* Set problem *
Select, from the material below, each line with "page" in it.

* Supplied data *

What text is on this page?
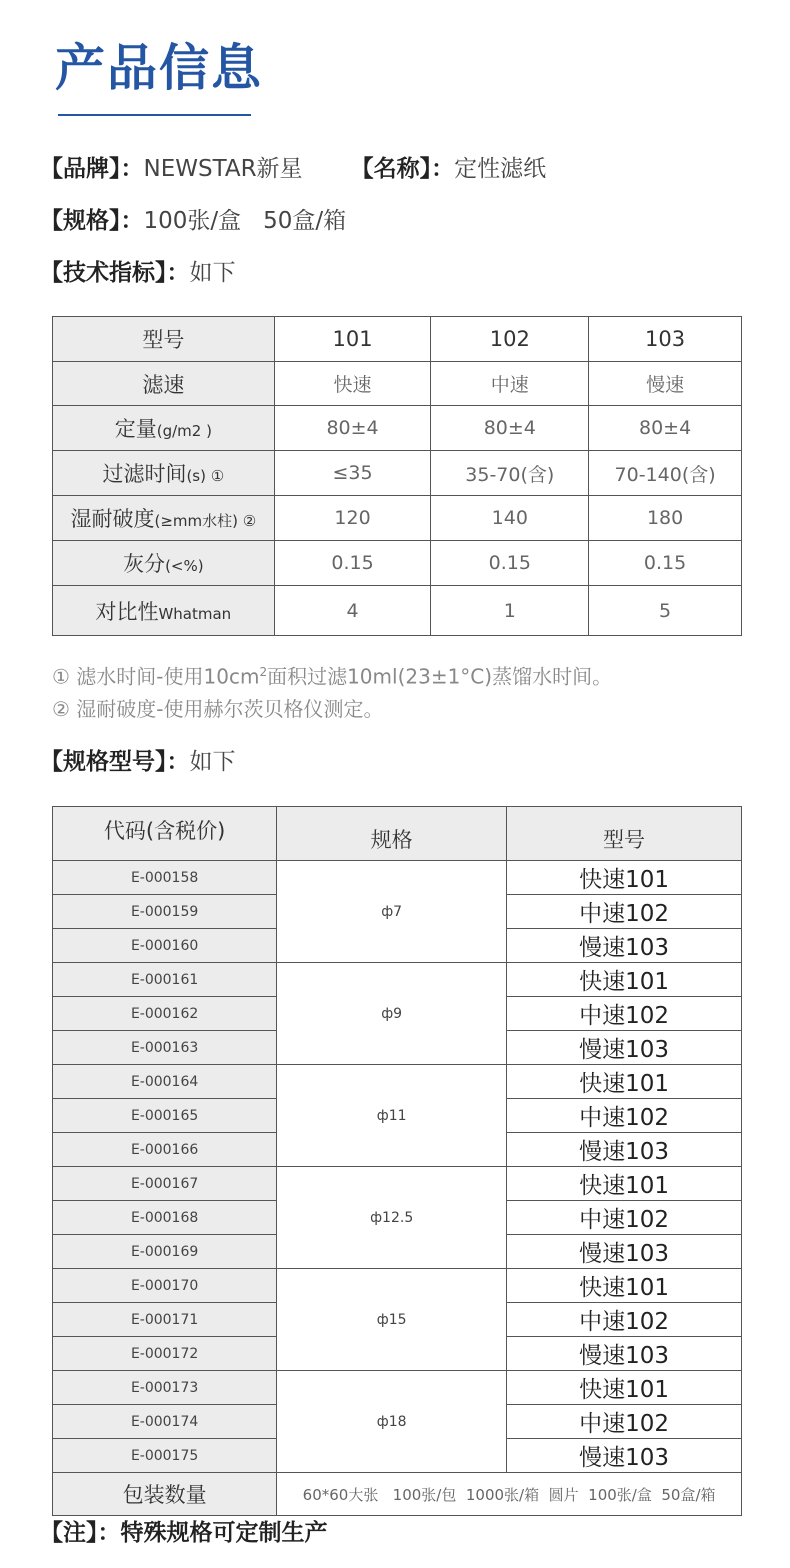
产品信息
【品牌】：NEWSTAR新星 【名称】：定性滤纸
【规格】：100张/盒   50盒/箱
【技术指标】：如下
型号	101	102	103
滤速	快速	中速	慢速
定量(g/m2 )	80±4	80±4	80±4
过滤时间(s) ①	≤35	35-70(含)	70-140(含)
湿耐破度(≥mm水柱) ②	120	140	180
灰分(<%)	0.15	0.15	0.15
对比性Whatman	4	1	5
① 滤水时间-使用$10cm^2$面积过滤10ml(23±1°C)蒸馏水时间。
② 湿耐破度-使用赫尔茨贝格仪测定。
【规格型号】：如下
代码(含税价)	规格	型号
E-000158	ф7	快速101
E-000159		中速102
E-000160		慢速103
E-000161	ф9	快速101
E-000162		中速102
E-000163		慢速103
E-000164	ф11	快速101
E-000165		中速102
E-000166		慢速103
E-000167	ф12.5	快速101
E-000168		中速102
E-000169		慢速103
E-000170	ф15	快速101
E-000171		中速102
E-000172		慢速103
E-000173	ф18	快速101
E-000174		中速102
E-000175		慢速103
包装数量	60*60大张   100张/包  1000张/箱  圆片  100张/盒  50盒/箱	
【注】：特殊规格可定制生产
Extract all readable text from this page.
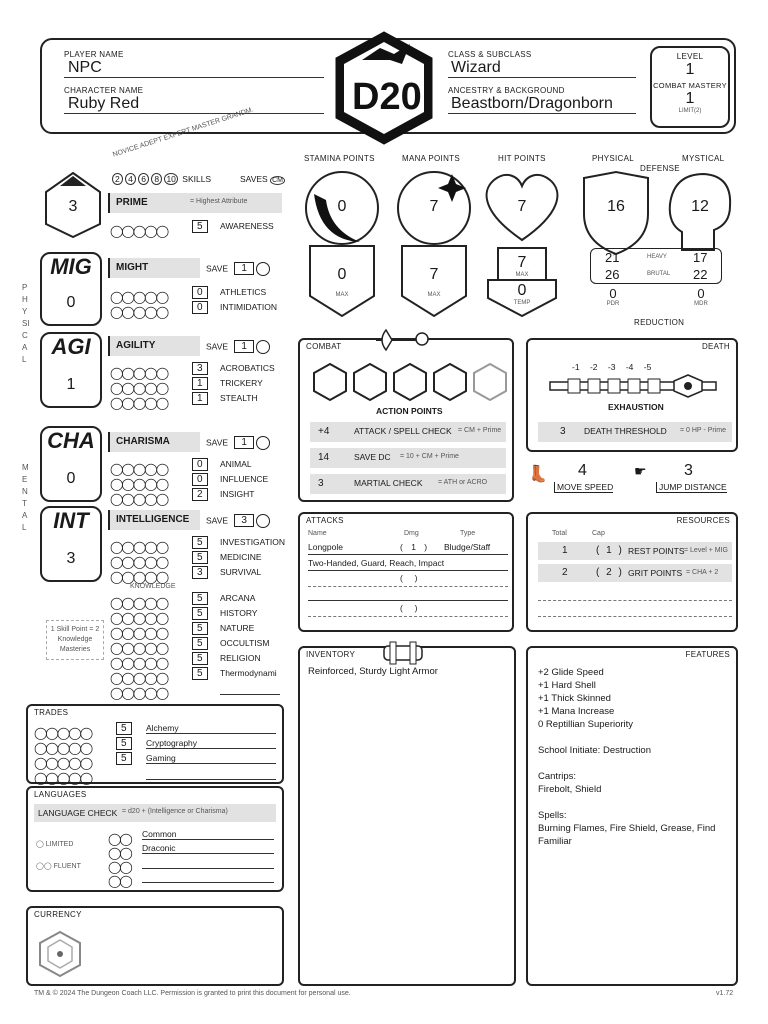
PLAYER NAME
NPC
CHARACTER NAME
Ruby Red	D20
CLASS & SUBCLASS
Wizard
ANCESTRY & BACKGROUND
Beastborn/Dragonborn
LEVEL
1
COMBAT MASTERY
1
LIMIT(2)
NOVICE ADEPT EXPERT MASTER GRANDM.
2 4 6 8 10 SKILLS	SAVES CM
3	PRIME	= Highest Attribute
◯◯◯◯◯	5	AWARENESS
PHYSICAL
MENTAL
MIG
0
MIGHT	SAVE 1
◯◯◯◯◯	0	ATHLETICS
◯◯◯◯◯	0	INTIMIDATION
AGI
1
AGILITY	SAVE 1
◯◯◯◯◯	3	ACROBATICS
◯◯◯◯◯	1	TRICKERY
◯◯◯◯◯	1	STEALTH
CHA
0
CHARISMA	SAVE 1
◯◯◯◯◯	0	ANIMAL
◯◯◯◯◯	0	INFLUENCE
◯◯◯◯◯	2	INSIGHT
INT
3
INTELLIGENCE SAVE 3
◯◯◯◯◯	5	INVESTIGATION
◯◯◯◯◯	5	MEDICINE
◯◯◯◯◯	3	SURVIVAL
KNOWLEDGE
1 Skill Point = 2 Knowledge Masteries
◯◯◯◯◯	5	ARCANA
◯◯◯◯◯	5	HISTORY
◯◯◯◯◯	5	NATURE
◯◯◯◯◯	5	OCCULTISM
◯◯◯◯◯	5	RELIGION
◯◯◯◯◯	5	Thermodynami
◯◯◯◯◯
TRADES
◯◯◯◯◯	5	Alchemy
◯◯◯◯◯	5	Cryptography
◯◯◯◯◯	5	Gaming
◯◯◯◯◯
LANGUAGES
LANGUAGE CHECK = d20 + (Intelligence or Charisma)
◯ LIMITED
◯◯ FLUENT
◯◯ Common
◯◯ Draconic
◯◯
◯◯
CURRENCY
STAMINA POINTS	MANA POINTS	HIT POINTS
0
0
MAX
7
7
MAX
7
7
MAX
0
TEMP
PHYSICAL	MYSTICAL
DEFENSE
16	12
21	HEAVY 17
26	BRUTAL 22
0
PDR
0
MDR
REDUCTION
COMBAT
ACTION POINTS
+4	ATTACK / SPELL CHECK = CM + Prime
14	SAVE DC = 10 + CM + Prime
3	MARTIAL CHECK = ATH or ACRO
DEATH
-1 -2 -3 -4 -5
EXHAUSTION
3 DEATH THRESHOLD = 0 HP - Prime
👢 4
MOVE SPEED
☛ 3
JUMP DISTANCE
ATTACKS
Name	Dmg	Type
Longpole	( 1 ) Bludge/Staff
Two-Handed, Guard, Reach, Impact
(     )
(     )
RESOURCES
Total	Cap
1	( 1 ) REST POINTS = Level + MIG
2	( 2 ) GRIT POINTS = CHA + 2
INVENTORY
Reinforced, Sturdy Light Armor
FEATURES
+2 Glide Speed
+1 Hard Shell
+1 Thick Skinned
+1 Mana Increase
0 Reptillian Superiority
School Initiate: Destruction
Cantrips:
Firebolt, Shield
Spells:
Burning Flames, Fire Shield, Grease, Find Familiar
TM & © 2024 The Dungeon Coach LLC. Permission is granted to print this document for personal use.	v1.72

* Exercise answer *
What text is on this page?
Extract all readable text from this page.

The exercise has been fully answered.